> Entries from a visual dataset
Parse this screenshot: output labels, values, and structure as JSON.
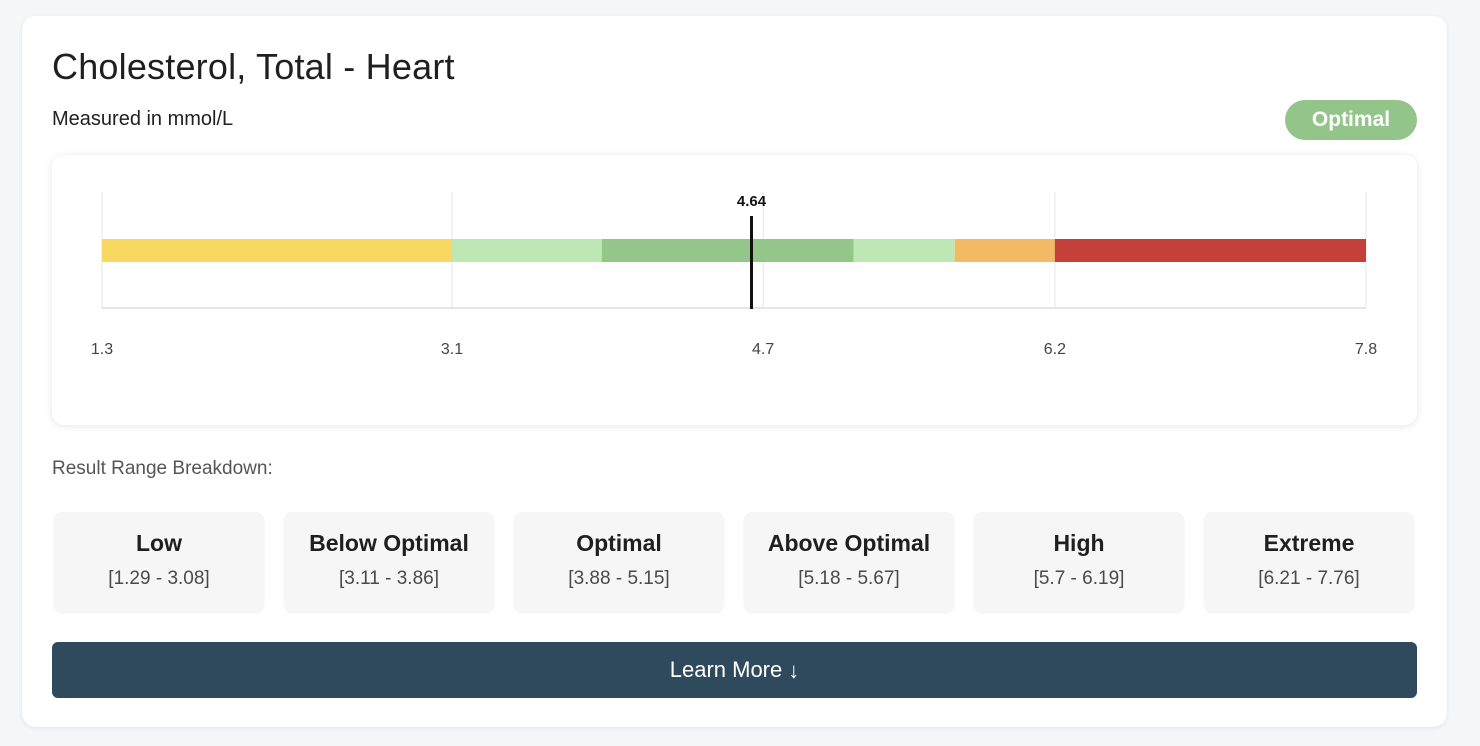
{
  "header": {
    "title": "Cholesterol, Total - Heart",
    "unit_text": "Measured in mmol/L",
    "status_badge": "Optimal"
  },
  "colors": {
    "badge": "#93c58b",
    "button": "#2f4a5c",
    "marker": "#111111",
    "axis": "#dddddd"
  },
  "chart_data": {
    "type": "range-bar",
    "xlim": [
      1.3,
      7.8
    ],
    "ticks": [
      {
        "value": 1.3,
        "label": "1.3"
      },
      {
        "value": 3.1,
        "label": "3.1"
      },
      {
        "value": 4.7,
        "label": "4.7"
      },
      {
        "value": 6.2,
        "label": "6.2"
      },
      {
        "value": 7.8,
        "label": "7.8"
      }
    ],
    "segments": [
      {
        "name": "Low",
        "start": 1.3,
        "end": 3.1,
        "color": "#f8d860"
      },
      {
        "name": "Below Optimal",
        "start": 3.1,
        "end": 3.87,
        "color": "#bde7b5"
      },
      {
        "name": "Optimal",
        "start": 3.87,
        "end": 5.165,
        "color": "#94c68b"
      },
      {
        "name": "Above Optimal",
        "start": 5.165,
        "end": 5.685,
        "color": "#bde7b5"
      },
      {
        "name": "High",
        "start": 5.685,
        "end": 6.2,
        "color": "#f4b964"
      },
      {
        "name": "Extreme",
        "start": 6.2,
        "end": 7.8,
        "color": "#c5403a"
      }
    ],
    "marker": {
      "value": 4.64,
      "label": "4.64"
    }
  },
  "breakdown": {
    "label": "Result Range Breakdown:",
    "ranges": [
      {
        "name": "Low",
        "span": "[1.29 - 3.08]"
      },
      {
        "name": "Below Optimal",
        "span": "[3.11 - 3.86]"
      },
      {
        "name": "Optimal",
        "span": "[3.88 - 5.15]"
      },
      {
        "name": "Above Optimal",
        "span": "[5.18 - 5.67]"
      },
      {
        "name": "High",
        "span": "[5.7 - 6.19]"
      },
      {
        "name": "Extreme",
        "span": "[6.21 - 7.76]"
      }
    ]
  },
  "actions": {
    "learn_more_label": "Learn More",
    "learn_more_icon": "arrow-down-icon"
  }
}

> Exercise aim
Copy out every line of the data that includes the word "span".

> Exercise solution
        "span": "[1.29 - 3.08]"
        "span": "[3.11 - 3.86]"
        "span": "[3.88 - 5.15]"
        "span": "[5.18 - 5.67]"
        "span": "[5.7 - 6.19]"
        "span": "[6.21 - 7.76]"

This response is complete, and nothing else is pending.